What is required
Filter the data for lines with the word "绿色通道", then copy every line so identified.

Supplied data

--- begin ---

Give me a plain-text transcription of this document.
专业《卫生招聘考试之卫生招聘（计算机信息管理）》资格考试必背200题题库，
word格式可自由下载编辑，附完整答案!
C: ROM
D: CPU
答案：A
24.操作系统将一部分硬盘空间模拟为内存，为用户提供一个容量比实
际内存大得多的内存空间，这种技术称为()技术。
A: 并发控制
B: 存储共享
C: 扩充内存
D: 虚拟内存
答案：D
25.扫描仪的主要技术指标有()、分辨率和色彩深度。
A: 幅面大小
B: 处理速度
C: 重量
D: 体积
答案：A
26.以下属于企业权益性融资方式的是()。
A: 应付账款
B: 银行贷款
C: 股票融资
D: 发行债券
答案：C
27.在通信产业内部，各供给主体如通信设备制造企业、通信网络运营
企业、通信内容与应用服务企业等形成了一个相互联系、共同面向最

--- end ---
--- begin ---

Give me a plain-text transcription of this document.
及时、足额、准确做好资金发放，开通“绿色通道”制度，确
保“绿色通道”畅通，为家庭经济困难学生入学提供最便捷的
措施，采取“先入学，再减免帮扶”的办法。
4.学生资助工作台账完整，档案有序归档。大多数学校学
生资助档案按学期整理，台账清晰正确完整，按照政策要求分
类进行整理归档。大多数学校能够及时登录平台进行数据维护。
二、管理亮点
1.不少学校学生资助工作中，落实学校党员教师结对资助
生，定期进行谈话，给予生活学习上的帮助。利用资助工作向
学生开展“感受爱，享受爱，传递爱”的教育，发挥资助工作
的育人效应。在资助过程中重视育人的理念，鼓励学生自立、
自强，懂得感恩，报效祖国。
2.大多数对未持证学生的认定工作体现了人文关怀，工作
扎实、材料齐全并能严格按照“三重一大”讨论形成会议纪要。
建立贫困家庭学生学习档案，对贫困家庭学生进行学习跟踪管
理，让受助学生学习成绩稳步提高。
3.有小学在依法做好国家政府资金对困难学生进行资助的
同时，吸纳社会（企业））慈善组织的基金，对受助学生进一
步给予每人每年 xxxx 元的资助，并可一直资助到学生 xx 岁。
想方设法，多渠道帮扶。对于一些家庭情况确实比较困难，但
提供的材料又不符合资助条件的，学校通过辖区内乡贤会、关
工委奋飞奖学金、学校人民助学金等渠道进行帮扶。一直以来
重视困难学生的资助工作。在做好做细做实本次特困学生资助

--- end ---

Expected answer
及时、足额、准确做好资金发放，开通“绿色通道”制度，确
保“绿色通道”畅通，为家庭经济困难学生入学提供最便捷的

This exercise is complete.